--- START OF ITEMS ---

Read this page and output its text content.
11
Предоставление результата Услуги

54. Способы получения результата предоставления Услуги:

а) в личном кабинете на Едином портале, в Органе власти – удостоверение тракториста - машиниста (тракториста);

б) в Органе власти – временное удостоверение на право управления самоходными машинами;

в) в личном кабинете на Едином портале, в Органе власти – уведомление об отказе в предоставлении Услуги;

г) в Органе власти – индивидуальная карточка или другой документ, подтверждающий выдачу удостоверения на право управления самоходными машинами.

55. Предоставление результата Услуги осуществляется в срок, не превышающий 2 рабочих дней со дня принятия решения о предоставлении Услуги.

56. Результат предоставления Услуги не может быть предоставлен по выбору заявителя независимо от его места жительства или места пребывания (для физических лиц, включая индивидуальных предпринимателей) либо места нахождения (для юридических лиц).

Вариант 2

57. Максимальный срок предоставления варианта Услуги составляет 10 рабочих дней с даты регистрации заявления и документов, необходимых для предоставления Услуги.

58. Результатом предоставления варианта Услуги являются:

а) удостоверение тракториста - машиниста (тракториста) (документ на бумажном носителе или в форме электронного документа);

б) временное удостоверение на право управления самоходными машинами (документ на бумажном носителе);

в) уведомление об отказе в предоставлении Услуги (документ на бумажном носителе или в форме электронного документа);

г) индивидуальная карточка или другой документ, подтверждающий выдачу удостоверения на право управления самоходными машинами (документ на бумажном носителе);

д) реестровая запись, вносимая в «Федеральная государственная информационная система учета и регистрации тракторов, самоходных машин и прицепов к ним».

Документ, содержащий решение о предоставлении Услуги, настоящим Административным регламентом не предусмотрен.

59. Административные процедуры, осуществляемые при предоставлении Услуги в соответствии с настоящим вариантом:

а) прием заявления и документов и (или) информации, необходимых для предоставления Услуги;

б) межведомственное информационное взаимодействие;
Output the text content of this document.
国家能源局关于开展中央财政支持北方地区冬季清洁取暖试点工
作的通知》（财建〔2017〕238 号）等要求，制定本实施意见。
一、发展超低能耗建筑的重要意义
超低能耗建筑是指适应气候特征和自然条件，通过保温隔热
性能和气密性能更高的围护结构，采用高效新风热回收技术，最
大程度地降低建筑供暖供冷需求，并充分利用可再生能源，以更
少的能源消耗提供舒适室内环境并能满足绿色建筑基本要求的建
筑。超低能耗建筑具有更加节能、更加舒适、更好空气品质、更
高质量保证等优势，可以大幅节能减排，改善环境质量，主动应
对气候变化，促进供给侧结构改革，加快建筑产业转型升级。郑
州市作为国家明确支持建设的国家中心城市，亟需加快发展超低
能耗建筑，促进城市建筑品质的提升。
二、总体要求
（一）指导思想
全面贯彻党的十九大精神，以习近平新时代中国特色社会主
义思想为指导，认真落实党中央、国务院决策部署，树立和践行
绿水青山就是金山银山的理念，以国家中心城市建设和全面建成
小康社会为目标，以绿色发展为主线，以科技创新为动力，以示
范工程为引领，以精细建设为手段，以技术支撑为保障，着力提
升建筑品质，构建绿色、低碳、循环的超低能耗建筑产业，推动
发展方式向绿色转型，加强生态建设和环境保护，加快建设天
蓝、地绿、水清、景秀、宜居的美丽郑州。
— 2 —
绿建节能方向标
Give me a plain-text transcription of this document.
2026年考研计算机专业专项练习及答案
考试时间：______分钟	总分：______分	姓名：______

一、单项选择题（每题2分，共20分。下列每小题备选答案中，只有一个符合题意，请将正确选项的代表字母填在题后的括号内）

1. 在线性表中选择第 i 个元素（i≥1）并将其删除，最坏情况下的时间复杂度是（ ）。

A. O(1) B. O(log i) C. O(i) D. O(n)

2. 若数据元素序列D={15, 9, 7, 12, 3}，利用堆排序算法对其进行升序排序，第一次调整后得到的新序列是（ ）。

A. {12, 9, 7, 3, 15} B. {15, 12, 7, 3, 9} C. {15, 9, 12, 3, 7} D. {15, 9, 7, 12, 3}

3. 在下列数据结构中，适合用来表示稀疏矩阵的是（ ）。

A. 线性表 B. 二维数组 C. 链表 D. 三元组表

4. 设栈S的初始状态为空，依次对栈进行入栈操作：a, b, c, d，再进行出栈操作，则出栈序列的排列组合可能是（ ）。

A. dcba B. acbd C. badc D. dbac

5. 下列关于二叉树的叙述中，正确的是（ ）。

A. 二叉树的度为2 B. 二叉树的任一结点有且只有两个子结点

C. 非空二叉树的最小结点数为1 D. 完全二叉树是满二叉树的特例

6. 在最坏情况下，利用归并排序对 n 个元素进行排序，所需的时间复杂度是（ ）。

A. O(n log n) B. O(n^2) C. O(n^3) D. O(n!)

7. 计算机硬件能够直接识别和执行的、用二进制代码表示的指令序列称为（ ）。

--- END OF ITEMS ---

# [WHAT TO DO]
Locate "Give me a plain-text" in the data above. Then repeat, exactly, its line and each line after it through the last, adding nothing.

# [FINAL ANSWER]
Give me a plain-text transcription of this document.
2026年考研计算机专业专项练习及答案
考试时间：______分钟	总分：______分	姓名：______

一、单项选择题（每题2分，共20分。下列每小题备选答案中，只有一个符合题意，请将正确选项的代表字母填在题后的括号内）

1. 在线性表中选择第 i 个元素（i≥1）并将其删除，最坏情况下的时间复杂度是（ ）。

A. O(1) B. O(log i) C. O(i) D. O(n)

2. 若数据元素序列D={15, 9, 7, 12, 3}，利用堆排序算法对其进行升序排序，第一次调整后得到的新序列是（ ）。

A. {12, 9, 7, 3, 15} B. {15, 12, 7, 3, 9} C. {15, 9, 12, 3, 7} D. {15, 9, 7, 12, 3}

3. 在下列数据结构中，适合用来表示稀疏矩阵的是（ ）。

A. 线性表 B. 二维数组 C. 链表 D. 三元组表

4. 设栈S的初始状态为空，依次对栈进行入栈操作：a, b, c, d，再进行出栈操作，则出栈序列的排列组合可能是（ ）。

A. dcba B. acbd C. badc D. dbac

5. 下列关于二叉树的叙述中，正确的是（ ）。

A. 二叉树的度为2 B. 二叉树的任一结点有且只有两个子结点

C. 非空二叉树的最小结点数为1 D. 完全二叉树是满二叉树的特例

6. 在最坏情况下，利用归并排序对 n 个元素进行排序，所需的时间复杂度是（ ）。

A. O(n log n) B. O(n^2) C. O(n^3) D. O(n!)

7. 计算机硬件能够直接识别和执行的、用二进制代码表示的指令序列称为（ ）。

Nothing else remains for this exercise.